### Data for processing

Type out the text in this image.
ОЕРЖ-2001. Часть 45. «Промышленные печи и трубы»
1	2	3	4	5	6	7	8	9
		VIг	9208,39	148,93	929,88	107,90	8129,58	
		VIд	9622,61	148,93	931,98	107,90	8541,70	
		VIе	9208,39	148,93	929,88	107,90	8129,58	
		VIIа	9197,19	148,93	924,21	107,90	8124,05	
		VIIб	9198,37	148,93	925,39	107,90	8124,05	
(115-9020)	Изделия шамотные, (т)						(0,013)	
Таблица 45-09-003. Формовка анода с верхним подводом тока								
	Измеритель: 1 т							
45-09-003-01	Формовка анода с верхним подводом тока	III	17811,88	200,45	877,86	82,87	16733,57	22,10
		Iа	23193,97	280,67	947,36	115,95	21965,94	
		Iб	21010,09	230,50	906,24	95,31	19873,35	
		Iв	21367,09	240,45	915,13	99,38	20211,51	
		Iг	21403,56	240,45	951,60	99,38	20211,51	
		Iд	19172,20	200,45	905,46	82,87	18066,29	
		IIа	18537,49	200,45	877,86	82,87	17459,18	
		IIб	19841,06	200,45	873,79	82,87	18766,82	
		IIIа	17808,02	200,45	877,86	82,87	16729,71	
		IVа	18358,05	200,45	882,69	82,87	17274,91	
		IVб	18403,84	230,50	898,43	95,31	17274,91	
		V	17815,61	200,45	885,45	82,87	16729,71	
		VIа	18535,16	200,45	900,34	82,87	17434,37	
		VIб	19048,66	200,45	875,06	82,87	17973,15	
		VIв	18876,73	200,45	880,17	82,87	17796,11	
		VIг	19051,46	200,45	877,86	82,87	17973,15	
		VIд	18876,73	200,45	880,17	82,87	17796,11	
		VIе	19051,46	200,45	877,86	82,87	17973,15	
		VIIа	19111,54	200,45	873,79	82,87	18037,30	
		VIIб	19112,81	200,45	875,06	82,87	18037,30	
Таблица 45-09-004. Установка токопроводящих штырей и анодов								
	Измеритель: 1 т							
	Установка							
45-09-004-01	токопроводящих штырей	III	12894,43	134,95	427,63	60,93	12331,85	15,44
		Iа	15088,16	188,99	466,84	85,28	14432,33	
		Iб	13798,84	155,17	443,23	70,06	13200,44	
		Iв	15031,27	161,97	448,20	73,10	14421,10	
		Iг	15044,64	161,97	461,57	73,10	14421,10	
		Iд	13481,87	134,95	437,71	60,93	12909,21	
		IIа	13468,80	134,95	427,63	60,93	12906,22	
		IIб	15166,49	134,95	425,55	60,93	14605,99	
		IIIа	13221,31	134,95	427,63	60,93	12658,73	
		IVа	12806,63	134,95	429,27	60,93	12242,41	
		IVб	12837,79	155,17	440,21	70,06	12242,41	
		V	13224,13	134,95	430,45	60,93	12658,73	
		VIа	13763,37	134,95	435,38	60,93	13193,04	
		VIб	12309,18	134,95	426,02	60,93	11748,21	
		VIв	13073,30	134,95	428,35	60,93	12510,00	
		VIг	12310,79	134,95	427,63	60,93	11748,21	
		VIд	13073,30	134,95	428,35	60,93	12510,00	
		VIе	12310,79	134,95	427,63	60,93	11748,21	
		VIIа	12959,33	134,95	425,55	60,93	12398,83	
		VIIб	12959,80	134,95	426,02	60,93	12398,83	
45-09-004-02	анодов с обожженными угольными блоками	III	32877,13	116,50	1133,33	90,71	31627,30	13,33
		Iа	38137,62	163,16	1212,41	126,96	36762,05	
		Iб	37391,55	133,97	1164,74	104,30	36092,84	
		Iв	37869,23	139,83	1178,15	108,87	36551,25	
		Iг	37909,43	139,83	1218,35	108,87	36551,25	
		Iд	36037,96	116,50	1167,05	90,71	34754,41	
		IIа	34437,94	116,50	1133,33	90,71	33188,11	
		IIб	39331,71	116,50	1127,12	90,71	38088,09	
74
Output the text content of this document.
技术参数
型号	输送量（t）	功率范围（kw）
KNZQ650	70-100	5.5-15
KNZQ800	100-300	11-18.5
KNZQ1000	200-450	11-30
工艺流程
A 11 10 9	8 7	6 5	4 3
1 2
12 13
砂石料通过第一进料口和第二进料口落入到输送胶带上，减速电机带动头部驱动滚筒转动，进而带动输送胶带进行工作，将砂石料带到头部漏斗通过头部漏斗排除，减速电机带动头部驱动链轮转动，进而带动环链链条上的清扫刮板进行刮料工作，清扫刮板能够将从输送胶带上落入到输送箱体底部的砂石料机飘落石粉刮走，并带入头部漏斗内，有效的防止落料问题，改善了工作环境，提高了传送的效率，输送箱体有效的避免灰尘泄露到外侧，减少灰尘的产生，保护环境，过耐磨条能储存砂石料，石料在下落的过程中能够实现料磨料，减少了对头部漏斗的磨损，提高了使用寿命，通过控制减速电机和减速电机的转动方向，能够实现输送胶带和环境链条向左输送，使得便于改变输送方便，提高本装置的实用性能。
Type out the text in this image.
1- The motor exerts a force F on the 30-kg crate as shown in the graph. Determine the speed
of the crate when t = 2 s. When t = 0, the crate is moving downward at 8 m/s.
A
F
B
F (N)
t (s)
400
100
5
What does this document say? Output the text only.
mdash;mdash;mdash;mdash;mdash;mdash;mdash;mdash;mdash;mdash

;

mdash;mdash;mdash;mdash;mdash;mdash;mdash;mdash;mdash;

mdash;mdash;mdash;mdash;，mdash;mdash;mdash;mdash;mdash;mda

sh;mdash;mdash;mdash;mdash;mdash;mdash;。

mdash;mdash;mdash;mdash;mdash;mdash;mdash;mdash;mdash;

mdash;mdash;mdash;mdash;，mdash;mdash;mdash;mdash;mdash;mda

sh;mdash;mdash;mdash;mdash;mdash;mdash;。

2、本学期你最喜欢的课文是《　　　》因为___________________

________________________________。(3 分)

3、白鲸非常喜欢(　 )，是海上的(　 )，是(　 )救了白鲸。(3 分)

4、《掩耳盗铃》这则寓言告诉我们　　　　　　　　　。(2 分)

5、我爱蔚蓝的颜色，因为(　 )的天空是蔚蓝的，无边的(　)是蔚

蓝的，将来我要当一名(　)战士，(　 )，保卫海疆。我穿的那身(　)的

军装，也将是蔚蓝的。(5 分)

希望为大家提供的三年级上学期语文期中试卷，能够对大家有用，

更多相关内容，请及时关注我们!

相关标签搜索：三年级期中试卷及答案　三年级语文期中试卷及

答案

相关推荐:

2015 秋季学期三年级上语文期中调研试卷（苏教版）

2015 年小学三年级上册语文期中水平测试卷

### Problem statement
Where a line contains the string "Установка", extract that line.

### Exercise output
Таблица 45-09-004. Установка токопроводящих штырей и анодов								
	Установка							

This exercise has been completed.